┌──

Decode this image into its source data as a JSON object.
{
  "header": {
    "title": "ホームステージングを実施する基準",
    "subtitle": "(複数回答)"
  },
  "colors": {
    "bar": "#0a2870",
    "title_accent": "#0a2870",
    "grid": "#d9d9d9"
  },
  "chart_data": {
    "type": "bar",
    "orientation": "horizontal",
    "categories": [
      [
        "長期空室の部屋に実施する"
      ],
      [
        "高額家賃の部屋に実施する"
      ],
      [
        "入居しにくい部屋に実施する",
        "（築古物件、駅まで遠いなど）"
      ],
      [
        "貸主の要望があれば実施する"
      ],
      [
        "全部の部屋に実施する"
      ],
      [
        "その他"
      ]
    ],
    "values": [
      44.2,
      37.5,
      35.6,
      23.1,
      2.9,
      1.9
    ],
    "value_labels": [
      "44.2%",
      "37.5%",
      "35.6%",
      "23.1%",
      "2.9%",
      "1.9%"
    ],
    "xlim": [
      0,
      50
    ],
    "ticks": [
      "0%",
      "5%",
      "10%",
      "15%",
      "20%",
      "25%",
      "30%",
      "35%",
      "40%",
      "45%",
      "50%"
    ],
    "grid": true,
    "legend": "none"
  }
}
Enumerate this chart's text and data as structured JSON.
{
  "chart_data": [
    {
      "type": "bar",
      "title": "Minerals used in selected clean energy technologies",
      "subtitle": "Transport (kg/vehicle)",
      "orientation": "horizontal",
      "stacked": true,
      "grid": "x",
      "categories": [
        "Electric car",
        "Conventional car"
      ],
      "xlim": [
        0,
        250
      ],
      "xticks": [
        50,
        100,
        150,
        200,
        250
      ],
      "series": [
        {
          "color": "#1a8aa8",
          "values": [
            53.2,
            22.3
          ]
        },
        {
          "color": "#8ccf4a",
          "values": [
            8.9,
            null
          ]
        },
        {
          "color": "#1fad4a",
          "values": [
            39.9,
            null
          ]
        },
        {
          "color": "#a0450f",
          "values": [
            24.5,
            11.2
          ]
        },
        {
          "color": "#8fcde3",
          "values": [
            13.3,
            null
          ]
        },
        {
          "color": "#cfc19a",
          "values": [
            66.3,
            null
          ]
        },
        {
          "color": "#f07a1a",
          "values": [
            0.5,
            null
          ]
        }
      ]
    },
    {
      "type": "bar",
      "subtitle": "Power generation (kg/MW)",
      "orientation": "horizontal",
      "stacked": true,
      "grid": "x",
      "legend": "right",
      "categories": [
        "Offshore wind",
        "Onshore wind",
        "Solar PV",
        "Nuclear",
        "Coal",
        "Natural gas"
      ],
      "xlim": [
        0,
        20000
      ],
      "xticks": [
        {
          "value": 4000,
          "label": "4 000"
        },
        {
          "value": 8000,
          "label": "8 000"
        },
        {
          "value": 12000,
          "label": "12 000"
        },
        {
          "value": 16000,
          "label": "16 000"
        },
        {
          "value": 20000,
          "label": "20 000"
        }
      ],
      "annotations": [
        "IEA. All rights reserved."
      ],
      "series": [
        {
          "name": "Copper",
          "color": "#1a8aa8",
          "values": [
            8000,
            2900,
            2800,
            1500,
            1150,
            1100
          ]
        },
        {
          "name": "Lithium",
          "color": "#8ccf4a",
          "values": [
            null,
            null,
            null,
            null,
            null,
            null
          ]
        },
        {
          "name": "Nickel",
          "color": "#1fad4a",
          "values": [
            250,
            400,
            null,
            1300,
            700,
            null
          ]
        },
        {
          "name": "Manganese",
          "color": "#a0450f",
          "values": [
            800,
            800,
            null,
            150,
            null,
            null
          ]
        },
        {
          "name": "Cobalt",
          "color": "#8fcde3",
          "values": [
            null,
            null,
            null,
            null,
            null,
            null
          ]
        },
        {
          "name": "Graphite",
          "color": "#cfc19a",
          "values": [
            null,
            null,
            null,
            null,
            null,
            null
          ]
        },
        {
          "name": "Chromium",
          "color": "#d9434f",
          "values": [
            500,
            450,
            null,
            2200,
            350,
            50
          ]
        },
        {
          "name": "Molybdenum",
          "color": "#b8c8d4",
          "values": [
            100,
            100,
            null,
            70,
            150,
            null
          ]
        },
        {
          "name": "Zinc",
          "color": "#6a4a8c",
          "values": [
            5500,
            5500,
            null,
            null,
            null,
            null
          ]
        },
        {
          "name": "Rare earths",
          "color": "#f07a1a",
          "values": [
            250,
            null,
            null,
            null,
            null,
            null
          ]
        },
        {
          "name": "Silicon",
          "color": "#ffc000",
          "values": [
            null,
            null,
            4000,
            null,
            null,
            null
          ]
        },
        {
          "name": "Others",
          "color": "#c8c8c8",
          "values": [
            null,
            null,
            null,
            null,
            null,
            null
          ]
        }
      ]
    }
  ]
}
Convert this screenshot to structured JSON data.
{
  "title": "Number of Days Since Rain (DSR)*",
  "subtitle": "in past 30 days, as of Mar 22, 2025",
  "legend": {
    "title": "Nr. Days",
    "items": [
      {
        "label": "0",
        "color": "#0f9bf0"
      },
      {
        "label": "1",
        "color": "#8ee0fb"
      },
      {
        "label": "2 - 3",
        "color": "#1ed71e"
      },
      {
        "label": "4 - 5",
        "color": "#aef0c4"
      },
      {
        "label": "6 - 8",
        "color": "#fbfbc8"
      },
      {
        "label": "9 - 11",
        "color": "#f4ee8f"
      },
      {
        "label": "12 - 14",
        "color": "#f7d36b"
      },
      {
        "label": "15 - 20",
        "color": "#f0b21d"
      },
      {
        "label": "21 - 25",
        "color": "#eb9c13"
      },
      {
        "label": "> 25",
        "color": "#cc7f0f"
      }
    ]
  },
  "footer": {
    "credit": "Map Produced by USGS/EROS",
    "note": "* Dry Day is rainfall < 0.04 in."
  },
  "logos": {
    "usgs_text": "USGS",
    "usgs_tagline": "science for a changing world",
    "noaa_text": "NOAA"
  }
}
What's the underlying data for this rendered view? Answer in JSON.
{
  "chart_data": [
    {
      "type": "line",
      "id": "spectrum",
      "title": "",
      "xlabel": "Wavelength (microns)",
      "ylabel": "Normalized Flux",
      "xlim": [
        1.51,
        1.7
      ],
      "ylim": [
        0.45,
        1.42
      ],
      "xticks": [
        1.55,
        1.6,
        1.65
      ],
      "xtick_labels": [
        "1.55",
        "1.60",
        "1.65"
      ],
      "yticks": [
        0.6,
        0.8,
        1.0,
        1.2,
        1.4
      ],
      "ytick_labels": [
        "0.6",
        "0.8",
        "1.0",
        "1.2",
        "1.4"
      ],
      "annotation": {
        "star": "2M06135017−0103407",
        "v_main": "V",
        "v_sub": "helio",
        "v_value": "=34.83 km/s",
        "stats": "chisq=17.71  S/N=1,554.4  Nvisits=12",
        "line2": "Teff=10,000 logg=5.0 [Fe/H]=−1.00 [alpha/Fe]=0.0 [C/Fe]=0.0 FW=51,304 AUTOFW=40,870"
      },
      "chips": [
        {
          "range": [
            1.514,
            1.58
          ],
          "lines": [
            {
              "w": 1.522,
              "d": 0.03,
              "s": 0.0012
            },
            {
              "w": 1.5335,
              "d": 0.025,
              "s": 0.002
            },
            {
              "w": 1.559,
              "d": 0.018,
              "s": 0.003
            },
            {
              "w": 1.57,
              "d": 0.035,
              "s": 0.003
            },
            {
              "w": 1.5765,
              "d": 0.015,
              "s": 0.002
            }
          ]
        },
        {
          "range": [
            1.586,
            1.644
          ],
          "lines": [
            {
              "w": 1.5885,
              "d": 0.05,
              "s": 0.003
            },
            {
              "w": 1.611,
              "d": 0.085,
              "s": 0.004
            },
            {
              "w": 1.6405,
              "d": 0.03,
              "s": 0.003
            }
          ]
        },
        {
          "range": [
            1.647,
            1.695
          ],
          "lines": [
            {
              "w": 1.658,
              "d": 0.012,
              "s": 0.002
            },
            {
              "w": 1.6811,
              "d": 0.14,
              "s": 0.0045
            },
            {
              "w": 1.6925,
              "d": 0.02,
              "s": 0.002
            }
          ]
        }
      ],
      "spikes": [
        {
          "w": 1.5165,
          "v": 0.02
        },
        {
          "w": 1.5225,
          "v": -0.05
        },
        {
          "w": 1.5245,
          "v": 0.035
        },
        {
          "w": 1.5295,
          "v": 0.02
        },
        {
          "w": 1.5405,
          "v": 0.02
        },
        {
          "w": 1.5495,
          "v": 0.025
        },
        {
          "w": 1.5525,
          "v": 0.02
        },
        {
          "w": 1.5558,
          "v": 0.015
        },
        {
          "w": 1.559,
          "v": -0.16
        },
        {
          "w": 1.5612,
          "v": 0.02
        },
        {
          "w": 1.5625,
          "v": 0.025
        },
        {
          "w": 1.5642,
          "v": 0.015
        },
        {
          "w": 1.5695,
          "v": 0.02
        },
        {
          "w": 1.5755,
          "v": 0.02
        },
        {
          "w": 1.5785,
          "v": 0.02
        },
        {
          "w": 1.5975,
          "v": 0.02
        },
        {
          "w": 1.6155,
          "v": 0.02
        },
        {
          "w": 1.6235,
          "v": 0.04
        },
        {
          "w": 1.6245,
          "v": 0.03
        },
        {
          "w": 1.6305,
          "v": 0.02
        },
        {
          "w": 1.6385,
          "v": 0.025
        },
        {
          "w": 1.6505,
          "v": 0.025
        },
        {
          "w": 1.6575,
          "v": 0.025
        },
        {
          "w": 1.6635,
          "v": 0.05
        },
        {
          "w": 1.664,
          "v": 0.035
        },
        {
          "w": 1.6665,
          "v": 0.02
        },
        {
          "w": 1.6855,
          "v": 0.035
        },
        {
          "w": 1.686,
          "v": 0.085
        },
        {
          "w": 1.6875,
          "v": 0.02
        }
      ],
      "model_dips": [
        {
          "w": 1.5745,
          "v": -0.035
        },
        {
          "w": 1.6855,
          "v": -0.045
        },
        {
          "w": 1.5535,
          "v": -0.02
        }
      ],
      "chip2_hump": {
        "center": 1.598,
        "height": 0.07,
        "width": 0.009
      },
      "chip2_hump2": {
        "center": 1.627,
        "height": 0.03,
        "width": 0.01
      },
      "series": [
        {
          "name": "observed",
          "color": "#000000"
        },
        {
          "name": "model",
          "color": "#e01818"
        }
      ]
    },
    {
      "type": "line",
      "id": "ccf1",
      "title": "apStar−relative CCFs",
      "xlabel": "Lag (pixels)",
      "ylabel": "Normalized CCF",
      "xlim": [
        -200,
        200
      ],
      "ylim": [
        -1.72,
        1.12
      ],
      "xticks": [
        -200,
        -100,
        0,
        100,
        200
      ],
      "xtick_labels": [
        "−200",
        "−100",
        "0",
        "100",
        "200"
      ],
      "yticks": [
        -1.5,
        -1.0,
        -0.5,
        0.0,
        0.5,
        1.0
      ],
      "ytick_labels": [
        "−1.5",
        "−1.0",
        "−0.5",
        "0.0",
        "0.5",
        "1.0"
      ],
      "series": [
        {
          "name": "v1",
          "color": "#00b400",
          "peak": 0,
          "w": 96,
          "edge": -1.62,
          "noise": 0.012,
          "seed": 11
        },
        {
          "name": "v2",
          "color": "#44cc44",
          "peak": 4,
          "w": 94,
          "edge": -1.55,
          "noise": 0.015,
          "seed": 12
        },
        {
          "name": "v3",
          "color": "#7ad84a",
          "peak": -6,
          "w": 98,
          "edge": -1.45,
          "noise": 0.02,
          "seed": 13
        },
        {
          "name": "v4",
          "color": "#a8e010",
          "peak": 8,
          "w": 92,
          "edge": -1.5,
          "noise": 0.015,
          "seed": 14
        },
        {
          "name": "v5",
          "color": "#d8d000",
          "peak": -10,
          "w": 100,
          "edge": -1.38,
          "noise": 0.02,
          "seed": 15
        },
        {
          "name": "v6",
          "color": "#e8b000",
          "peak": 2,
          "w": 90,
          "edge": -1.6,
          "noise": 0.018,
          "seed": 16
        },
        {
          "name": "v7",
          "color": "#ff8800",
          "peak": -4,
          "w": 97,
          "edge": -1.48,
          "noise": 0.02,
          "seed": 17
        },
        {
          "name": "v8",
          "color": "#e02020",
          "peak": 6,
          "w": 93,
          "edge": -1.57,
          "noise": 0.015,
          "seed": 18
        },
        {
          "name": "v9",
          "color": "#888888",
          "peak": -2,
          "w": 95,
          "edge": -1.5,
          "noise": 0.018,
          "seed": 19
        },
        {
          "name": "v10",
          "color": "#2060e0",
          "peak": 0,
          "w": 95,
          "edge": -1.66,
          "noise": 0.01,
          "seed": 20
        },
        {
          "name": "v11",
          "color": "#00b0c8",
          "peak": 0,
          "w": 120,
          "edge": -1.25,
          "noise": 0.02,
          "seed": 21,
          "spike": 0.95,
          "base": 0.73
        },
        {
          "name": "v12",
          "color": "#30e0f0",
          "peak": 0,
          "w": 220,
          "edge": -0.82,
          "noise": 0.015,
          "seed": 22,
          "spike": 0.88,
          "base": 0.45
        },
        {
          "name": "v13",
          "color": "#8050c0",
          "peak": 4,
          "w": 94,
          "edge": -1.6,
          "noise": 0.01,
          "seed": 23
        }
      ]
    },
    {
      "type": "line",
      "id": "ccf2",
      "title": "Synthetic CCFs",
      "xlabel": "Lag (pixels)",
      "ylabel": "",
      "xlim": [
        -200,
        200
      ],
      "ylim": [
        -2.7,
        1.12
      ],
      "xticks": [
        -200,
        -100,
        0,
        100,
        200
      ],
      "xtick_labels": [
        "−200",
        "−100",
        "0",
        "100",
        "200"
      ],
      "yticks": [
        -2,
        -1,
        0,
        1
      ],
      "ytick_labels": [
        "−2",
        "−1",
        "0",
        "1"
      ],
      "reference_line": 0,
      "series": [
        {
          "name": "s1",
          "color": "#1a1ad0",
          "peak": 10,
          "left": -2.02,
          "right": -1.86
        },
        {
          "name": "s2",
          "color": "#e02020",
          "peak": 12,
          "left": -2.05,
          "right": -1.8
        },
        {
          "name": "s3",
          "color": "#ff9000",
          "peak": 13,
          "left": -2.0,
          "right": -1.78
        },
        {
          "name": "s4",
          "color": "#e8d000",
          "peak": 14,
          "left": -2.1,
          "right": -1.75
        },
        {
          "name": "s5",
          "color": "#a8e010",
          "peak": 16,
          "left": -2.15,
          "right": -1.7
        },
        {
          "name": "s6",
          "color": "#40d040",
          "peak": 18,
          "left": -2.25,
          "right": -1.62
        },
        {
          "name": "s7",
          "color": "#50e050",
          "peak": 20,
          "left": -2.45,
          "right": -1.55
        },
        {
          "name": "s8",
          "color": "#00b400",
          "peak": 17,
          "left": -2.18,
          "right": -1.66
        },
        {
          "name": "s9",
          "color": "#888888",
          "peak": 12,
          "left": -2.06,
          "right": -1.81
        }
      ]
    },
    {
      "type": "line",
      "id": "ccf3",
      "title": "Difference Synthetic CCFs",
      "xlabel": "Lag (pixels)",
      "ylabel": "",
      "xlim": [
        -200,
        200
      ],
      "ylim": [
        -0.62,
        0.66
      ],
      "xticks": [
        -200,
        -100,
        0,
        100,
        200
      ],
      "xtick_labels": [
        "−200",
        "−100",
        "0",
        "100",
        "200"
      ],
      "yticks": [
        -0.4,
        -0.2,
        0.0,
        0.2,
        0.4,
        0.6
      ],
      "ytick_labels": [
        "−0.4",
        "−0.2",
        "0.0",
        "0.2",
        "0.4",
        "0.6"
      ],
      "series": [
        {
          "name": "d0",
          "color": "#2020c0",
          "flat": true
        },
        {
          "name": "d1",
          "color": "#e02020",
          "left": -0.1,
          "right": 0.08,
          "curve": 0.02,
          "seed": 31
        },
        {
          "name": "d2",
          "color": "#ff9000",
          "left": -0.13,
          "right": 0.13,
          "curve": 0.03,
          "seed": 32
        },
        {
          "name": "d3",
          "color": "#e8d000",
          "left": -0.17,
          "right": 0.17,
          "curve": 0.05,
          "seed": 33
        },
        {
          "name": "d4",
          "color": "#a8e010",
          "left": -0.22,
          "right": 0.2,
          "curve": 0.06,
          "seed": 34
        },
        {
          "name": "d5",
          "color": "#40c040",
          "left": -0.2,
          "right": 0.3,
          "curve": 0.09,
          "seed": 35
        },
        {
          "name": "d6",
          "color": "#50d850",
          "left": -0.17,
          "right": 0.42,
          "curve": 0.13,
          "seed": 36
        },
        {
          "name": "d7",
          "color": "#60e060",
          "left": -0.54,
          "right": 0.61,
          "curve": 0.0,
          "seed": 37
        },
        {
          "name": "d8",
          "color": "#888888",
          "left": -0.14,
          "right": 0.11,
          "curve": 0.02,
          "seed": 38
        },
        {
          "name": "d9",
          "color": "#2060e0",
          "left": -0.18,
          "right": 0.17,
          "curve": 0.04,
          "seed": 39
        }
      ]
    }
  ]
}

└──

### Prompt
Find each line that has the word "Normalized", then copy it out.

### Complete output
      "ylabel": "Normalized Flux",
      "ylabel": "Normalized CCF",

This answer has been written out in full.